Pictures in the records should not be copied, but every other part must be repeated exactly.

■ PROVIDED INFORMATION
** START **

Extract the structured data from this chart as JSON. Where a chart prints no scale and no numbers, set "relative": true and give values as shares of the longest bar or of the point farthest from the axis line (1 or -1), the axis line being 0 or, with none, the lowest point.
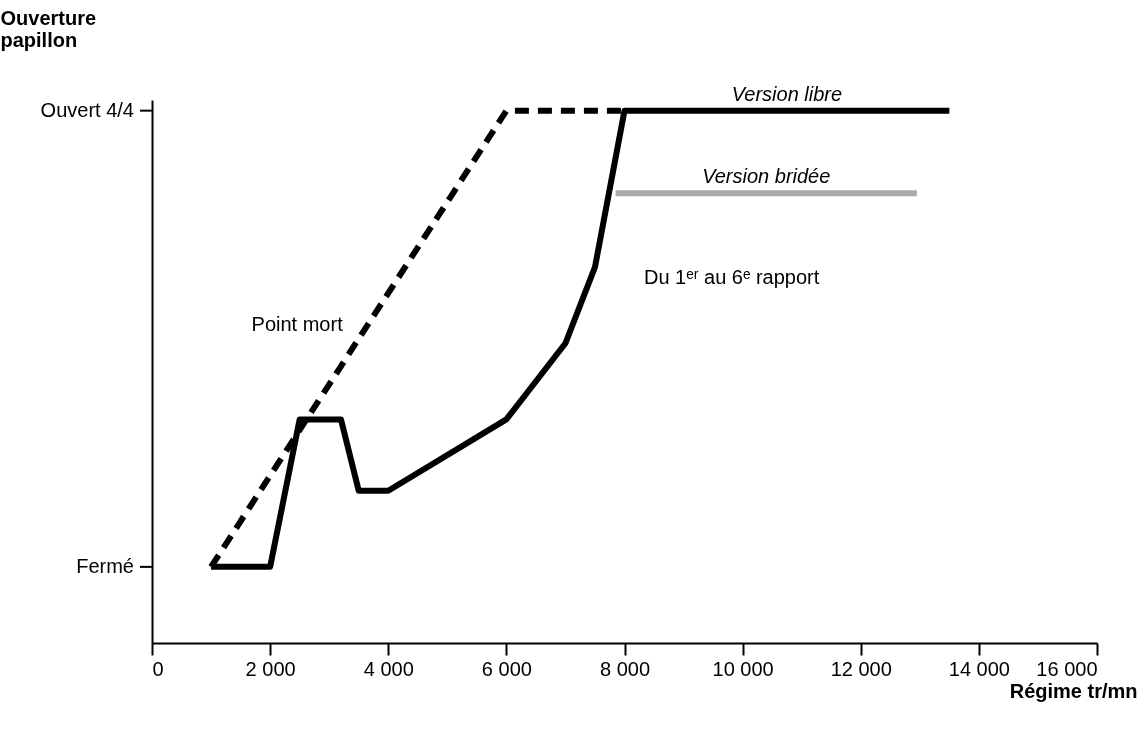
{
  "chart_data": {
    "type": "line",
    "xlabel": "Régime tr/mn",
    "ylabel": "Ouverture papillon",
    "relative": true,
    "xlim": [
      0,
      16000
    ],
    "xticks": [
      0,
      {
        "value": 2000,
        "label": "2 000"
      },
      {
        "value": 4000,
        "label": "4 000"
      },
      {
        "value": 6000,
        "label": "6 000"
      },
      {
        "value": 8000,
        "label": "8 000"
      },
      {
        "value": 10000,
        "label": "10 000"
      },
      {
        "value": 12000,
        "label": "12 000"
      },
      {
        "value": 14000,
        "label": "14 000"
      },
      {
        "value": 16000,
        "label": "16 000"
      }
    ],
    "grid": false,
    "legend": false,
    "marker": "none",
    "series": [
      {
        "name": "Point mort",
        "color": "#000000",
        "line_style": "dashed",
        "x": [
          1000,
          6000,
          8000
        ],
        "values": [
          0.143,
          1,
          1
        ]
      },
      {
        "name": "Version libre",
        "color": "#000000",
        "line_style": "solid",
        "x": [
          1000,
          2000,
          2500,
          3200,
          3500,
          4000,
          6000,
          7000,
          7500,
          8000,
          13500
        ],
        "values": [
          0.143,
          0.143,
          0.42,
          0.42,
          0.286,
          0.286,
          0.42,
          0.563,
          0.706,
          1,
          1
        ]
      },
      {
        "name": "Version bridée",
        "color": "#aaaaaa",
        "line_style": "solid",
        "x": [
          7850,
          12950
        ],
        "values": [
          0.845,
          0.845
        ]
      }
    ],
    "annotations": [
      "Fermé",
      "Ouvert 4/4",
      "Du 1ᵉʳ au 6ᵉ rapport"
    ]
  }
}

** END **

■ RESULT FOR THIS TASK
Extract the structured data from this chart as JSON. Where a chart prints no scale and no numbers, set "relative": true and give values as shares of the longest bar or of the point farthest from the axis line (1 or -1), the axis line being 0 or, with none, the lowest point.
{
  "chart_data": {
    "type": "line",
    "xlabel": "Régime tr/mn",
    "ylabel": "Ouverture papillon",
    "relative": true,
    "xlim": [
      0,
      16000
    ],
    "xticks": [
      0,
      {
        "value": 2000,
        "label": "2 000"
      },
      {
        "value": 4000,
        "label": "4 000"
      },
      {
        "value": 6000,
        "label": "6 000"
      },
      {
        "value": 8000,
        "label": "8 000"
      },
      {
        "value": 10000,
        "label": "10 000"
      },
      {
        "value": 12000,
        "label": "12 000"
      },
      {
        "value": 14000,
        "label": "14 000"
      },
      {
        "value": 16000,
        "label": "16 000"
      }
    ],
    "grid": false,
    "legend": false,
    "marker": "none",
    "series": [
      {
        "name": "Point mort",
        "color": "#000000",
        "line_style": "dashed",
        "x": [
          1000,
          6000,
          8000
        ],
        "values": [
          0.143,
          1,
          1
        ]
      },
      {
        "name": "Version libre",
        "color": "#000000",
        "line_style": "solid",
        "x": [
          1000,
          2000,
          2500,
          3200,
          3500,
          4000,
          6000,
          7000,
          7500,
          8000,
          13500
        ],
        "values": [
          0.143,
          0.143,
          0.42,
          0.42,
          0.286,
          0.286,
          0.42,
          0.563,
          0.706,
          1,
          1
        ]
      },
      {
        "name": "Version bridée",
        "color": "#aaaaaa",
        "line_style": "solid",
        "x": [
          7850,
          12950
        ],
        "values": [
          0.845,
          0.845
        ]
      }
    ],
    "annotations": [
      "Fermé",
      "Ouvert 4/4",
      "Du 1ᵉʳ au 6ᵉ rapport"
    ]
  }
}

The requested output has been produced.